(The exercise) Word for word, set down the records and skip each picture.

(Input records)
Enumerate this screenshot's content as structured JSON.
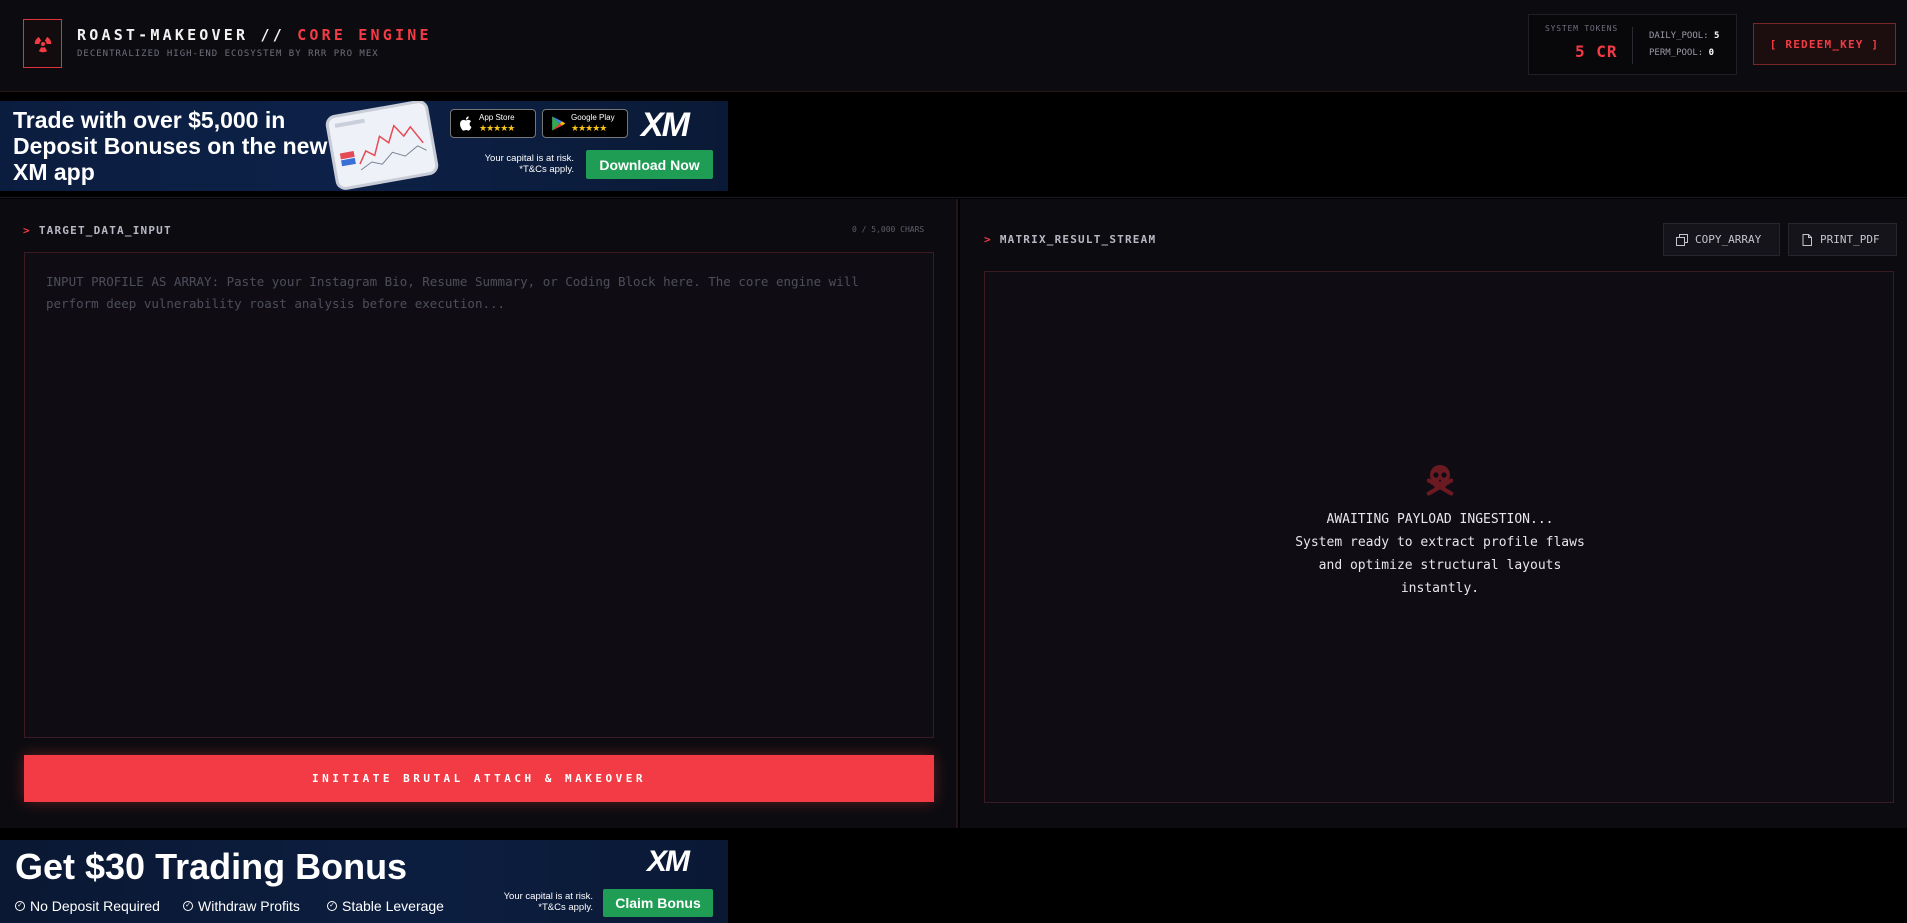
{
  "header": {
    "title_main": "ROAST-MAKEOVER // ",
    "title_accent": "CORE ENGINE",
    "subtitle": "DECENTRALIZED HIGH-END ECOSYSTEM BY RRR PRO MEX",
    "tokens": {
      "label": "SYSTEM TOKENS",
      "value": "5 CR",
      "daily_label": "DAILY_POOL:",
      "daily_value": "5",
      "perm_label": "PERM_POOL:",
      "perm_value": "0"
    },
    "redeem_label": "[ REDEEM_KEY ]",
    "accent_color": "#f23b44"
  },
  "ad_top": {
    "headline": "Trade with over $5,000 in Deposit Bonuses on the new XM app",
    "app_store_label": "App Store",
    "google_play_label": "Google Play",
    "stars": "★★★★★",
    "brand": "XM",
    "risk_line1": "Your capital is at risk.",
    "risk_line2": "*T&Cs apply.",
    "cta_label": "Download Now",
    "cta_color": "#1f9d55"
  },
  "input_panel": {
    "label": "TARGET_DATA_INPUT",
    "char_count": "0 / 5,000 CHARS",
    "placeholder": "INPUT PROFILE AS ARRAY: Paste your Instagram Bio, Resume Summary, or Coding Block here. The core engine will perform deep vulnerability roast analysis before execution...",
    "value": "",
    "submit_label": "INITIATE BRUTAL ATTACH & MAKEOVER"
  },
  "output_panel": {
    "label": "MATRIX_RESULT_STREAM",
    "copy_label": "COPY_ARRAY",
    "print_label": "PRINT_PDF",
    "status_line1": "AWAITING PAYLOAD INGESTION...",
    "status_line2": "System ready to extract profile flaws",
    "status_line3": "and optimize structural layouts",
    "status_line4": "instantly.",
    "icon": "skull-crossbones-icon"
  },
  "ad_bottom": {
    "headline": "Get $30 Trading Bonus",
    "features": [
      "No Deposit Required",
      "Withdraw Profits",
      "Stable Leverage"
    ],
    "brand": "XM",
    "risk_line1": "Your capital is at risk.",
    "risk_line2": "*T&Cs apply.",
    "cta_label": "Claim Bonus"
  }
}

(Worked answer)
Enumerate this screenshot's content as structured JSON.
{
  "header": {
    "title_main": "ROAST-MAKEOVER // ",
    "title_accent": "CORE ENGINE",
    "subtitle": "DECENTRALIZED HIGH-END ECOSYSTEM BY RRR PRO MEX",
    "tokens": {
      "label": "SYSTEM TOKENS",
      "value": "5 CR",
      "daily_label": "DAILY_POOL:",
      "daily_value": "5",
      "perm_label": "PERM_POOL:",
      "perm_value": "0"
    },
    "redeem_label": "[ REDEEM_KEY ]",
    "accent_color": "#f23b44"
  },
  "ad_top": {
    "headline": "Trade with over $5,000 in Deposit Bonuses on the new XM app",
    "app_store_label": "App Store",
    "google_play_label": "Google Play",
    "stars": "★★★★★",
    "brand": "XM",
    "risk_line1": "Your capital is at risk.",
    "risk_line2": "*T&Cs apply.",
    "cta_label": "Download Now",
    "cta_color": "#1f9d55"
  },
  "input_panel": {
    "label": "TARGET_DATA_INPUT",
    "char_count": "0 / 5,000 CHARS",
    "placeholder": "INPUT PROFILE AS ARRAY: Paste your Instagram Bio, Resume Summary, or Coding Block here. The core engine will perform deep vulnerability roast analysis before execution...",
    "value": "",
    "submit_label": "INITIATE BRUTAL ATTACH & MAKEOVER"
  },
  "output_panel": {
    "label": "MATRIX_RESULT_STREAM",
    "copy_label": "COPY_ARRAY",
    "print_label": "PRINT_PDF",
    "status_line1": "AWAITING PAYLOAD INGESTION...",
    "status_line2": "System ready to extract profile flaws",
    "status_line3": "and optimize structural layouts",
    "status_line4": "instantly.",
    "icon": "skull-crossbones-icon"
  },
  "ad_bottom": {
    "headline": "Get $30 Trading Bonus",
    "features": [
      "No Deposit Required",
      "Withdraw Profits",
      "Stable Leverage"
    ],
    "brand": "XM",
    "risk_line1": "Your capital is at risk.",
    "risk_line2": "*T&Cs apply.",
    "cta_label": "Claim Bonus"
  }
}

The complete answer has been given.